• Entries provided
┄┄┄┄┄┄
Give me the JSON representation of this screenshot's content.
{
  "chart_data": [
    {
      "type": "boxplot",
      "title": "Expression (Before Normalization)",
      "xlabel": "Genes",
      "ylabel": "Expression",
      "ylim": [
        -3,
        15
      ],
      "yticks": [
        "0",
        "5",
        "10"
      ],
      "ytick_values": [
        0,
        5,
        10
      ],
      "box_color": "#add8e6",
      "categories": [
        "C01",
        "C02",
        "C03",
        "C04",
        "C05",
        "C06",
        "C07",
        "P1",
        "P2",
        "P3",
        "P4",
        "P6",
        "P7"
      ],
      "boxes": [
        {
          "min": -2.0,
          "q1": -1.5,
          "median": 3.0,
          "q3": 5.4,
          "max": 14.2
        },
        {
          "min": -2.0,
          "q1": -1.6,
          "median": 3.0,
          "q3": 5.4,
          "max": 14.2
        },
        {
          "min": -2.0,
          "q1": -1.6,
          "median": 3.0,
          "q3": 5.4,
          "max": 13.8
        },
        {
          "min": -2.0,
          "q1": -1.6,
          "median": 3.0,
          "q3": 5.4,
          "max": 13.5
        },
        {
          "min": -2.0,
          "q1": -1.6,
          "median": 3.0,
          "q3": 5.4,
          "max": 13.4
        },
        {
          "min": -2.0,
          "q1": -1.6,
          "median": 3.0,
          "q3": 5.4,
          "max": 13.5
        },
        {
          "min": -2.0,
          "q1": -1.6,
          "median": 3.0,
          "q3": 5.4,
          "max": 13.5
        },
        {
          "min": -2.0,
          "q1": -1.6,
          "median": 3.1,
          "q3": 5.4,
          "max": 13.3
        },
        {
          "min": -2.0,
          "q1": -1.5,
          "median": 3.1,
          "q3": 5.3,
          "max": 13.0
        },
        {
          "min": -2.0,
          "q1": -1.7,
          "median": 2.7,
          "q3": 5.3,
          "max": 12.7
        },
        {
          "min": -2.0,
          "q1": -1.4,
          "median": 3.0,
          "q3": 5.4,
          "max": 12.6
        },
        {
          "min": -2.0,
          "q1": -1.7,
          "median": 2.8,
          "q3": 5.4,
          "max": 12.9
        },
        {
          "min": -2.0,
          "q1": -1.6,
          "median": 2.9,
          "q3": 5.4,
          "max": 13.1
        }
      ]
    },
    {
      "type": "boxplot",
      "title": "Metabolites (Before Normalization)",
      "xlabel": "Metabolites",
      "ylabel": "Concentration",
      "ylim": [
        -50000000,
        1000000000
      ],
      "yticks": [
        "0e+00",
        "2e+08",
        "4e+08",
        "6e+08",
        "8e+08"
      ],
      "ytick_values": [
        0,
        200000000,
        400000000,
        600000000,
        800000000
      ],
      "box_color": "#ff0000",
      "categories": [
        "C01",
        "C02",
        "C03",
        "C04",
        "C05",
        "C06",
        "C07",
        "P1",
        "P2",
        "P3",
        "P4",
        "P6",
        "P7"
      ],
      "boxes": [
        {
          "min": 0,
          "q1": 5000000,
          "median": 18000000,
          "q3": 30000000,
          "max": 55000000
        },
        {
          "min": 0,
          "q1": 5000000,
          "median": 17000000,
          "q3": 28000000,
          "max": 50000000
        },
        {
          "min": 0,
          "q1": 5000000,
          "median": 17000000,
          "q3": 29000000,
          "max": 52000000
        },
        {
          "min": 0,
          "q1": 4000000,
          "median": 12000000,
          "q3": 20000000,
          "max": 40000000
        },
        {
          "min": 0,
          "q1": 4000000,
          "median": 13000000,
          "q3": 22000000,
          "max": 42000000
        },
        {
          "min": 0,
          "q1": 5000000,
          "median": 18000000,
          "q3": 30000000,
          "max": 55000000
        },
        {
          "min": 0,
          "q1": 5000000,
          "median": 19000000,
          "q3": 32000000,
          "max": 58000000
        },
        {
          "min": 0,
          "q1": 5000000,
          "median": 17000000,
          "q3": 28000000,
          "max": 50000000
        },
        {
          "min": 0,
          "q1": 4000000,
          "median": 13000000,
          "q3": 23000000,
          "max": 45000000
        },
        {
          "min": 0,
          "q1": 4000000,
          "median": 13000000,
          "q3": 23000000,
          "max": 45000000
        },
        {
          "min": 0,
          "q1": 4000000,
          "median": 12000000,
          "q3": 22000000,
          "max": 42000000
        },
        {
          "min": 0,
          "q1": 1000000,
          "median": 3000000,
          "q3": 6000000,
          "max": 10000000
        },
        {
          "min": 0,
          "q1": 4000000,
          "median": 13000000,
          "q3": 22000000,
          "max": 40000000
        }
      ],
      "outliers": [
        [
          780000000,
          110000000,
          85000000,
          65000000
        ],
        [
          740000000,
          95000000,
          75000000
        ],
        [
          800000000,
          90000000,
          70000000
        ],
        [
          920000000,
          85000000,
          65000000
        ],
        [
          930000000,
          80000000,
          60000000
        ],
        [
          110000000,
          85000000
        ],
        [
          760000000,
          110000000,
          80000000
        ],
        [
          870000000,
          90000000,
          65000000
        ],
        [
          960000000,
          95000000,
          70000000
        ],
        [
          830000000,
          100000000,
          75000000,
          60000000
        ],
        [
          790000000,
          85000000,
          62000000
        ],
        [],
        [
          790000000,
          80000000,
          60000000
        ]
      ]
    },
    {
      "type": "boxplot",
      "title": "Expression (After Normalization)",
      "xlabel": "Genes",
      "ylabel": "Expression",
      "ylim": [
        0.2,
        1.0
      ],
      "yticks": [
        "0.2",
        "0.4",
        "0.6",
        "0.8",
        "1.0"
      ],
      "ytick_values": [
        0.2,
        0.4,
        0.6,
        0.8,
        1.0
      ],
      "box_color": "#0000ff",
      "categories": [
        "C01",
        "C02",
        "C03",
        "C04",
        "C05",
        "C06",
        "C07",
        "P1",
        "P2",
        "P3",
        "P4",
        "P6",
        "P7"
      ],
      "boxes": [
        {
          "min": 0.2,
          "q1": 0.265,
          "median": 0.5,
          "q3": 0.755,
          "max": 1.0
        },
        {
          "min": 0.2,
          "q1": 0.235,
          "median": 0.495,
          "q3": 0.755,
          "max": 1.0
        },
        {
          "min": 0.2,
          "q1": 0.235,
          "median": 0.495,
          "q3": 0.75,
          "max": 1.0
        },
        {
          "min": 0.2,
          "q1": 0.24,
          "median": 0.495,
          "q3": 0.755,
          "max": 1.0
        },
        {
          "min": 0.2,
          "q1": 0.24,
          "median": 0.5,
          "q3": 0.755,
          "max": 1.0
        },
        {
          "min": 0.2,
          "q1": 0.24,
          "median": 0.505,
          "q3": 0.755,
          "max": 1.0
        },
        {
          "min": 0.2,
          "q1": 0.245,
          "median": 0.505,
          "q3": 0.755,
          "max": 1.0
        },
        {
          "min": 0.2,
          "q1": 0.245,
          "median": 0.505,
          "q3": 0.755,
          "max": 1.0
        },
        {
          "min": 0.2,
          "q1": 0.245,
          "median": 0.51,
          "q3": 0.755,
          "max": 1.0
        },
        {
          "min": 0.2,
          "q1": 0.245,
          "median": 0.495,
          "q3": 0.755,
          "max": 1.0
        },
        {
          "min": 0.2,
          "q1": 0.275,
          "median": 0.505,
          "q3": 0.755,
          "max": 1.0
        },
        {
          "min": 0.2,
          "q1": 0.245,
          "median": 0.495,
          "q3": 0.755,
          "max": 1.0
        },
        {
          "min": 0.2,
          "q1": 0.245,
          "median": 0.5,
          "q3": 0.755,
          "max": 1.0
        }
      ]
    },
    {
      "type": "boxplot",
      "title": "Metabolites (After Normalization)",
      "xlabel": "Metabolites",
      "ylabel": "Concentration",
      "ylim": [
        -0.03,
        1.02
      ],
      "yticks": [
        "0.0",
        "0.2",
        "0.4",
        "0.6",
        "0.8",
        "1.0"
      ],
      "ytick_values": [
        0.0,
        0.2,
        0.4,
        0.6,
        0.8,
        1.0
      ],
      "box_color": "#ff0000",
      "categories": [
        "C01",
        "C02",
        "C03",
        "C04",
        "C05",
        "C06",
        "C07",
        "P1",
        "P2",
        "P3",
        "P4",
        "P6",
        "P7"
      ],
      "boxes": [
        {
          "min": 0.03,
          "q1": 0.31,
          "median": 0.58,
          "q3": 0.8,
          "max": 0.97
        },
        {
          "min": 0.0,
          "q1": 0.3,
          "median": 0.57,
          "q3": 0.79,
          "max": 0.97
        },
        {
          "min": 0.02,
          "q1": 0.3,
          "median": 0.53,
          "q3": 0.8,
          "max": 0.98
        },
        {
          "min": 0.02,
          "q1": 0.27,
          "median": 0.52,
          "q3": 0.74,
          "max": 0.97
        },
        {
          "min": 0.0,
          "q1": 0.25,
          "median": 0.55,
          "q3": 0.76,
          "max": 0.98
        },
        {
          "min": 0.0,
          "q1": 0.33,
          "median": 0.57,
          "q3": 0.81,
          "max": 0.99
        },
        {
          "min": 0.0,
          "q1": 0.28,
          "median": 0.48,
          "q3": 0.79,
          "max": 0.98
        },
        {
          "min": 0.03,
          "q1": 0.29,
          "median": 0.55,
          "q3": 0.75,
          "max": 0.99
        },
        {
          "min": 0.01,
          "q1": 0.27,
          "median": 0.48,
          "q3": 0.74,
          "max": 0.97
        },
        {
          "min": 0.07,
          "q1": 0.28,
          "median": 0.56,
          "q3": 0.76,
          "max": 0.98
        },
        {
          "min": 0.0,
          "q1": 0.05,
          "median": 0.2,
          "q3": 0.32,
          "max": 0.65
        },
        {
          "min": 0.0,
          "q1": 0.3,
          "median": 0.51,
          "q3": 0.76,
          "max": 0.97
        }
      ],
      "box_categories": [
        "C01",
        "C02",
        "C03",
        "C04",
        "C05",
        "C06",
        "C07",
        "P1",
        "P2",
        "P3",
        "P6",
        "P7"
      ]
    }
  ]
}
┄┄┄┄┄┄
• Exercise goal
Which lines above contain the word "title"? Copy each of them.

• Expected output
      "title": "Expression (Before Normalization)",
      "title": "Metabolites (Before Normalization)",
      "title": "Expression (After Normalization)",
      "title": "Metabolites (After Normalization)",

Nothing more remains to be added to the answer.